PROMPT 1:
Answer these about the agent.ai excerpt:
(a) How many users does Agent.ai now have?
(b) Which new model is named as an example of LLMs with strong reasoning capabilities?
(c) According to the note, what are the graphs not based on?
PROMPT 2:
Please copy word for word the part of the agent.ai excerpt between "I'm happy with" and "illustrate a point.", inclusive.

PAGE EXCERPT:
This graph illustrates why we prioritized predictability early on. By focusing on workflow agents with clear, defined steps, we could deliver reliable results while the technology matured.

I'm happy with that early choice because it helped us build something real. Agent.ai now has 1.6M users, with 17,000 builders creating agents of varying sophistication.

But something important has changed in the AI landscape recently...

The Reasoning Revolution

The moment we've been waiting for has finally arrived.

Thanks to new models like OpenAI's o3, LLMs now have pretty strong reasoning capabilities, and it's actually possible to increase the agenticness of an agent and still get reasonable predictability towards the desired outcome.

This is what the updated graph looks like in 2025:

Note: These are not drawn to any kind of scale and are not based on data. They’re just a way to illustrate a point.

So, I've been working on allowing the agent.ai Agent Builder to create agents that can reason.

DATA SHOWN:
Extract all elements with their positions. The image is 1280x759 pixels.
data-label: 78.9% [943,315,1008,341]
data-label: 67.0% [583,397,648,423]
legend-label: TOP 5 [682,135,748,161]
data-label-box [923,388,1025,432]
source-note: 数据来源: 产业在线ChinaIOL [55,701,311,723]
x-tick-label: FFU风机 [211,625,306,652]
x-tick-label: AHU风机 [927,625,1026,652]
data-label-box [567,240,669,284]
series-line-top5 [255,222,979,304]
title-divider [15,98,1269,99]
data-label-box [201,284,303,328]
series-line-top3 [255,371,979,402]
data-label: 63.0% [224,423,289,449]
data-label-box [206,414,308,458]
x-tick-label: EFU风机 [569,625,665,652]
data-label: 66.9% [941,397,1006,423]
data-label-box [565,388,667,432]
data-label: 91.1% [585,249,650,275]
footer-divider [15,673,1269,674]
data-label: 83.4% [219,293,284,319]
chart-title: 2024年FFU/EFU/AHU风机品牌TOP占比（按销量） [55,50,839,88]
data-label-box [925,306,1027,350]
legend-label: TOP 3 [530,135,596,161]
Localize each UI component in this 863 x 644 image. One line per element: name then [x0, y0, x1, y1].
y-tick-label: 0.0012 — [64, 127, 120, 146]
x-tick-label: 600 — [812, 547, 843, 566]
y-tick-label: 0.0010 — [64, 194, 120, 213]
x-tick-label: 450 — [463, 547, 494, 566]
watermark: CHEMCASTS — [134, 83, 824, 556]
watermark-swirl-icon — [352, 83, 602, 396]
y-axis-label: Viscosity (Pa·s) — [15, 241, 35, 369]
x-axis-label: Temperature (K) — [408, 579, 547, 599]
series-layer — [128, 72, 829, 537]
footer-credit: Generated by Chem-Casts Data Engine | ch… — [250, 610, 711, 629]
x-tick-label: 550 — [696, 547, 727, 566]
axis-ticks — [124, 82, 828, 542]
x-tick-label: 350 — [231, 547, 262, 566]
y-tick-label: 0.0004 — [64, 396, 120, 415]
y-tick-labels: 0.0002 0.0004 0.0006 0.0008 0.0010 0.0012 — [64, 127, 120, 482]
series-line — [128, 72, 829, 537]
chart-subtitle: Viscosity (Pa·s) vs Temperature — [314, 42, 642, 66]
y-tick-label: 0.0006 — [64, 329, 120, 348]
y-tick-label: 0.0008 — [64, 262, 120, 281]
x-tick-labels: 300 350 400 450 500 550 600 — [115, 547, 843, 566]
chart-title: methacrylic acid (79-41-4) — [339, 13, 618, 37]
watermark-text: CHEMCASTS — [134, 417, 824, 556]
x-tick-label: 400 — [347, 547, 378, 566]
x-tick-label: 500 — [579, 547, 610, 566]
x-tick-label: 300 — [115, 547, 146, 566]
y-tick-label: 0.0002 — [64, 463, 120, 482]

EXERCISE ANSWER 1:
(a) 1.6M
(b) OpenAI's o3
(c) Data

EXERCISE ANSWER 2:
I'm happy with that early choice because it helped us build something real. Agent.ai now has 1.6M users, with 17,000 builders creating agents of varying sophistication.

But something important has changed in the AI landscape recently...

The Reasoning Revolution

The moment we've been waiting for has finally arrived.

Thanks to new models like OpenAI's o3, LLMs now have pretty strong reasoning capabilities, and it's actually possible to increase the agenticness of an agent and still get reasonable predictability towards the desired outcome.

This is what the updated graph looks like in 2025:

Note: These are not drawn to any kind of scale and are not based on data. They’re just a way to illustrate a point.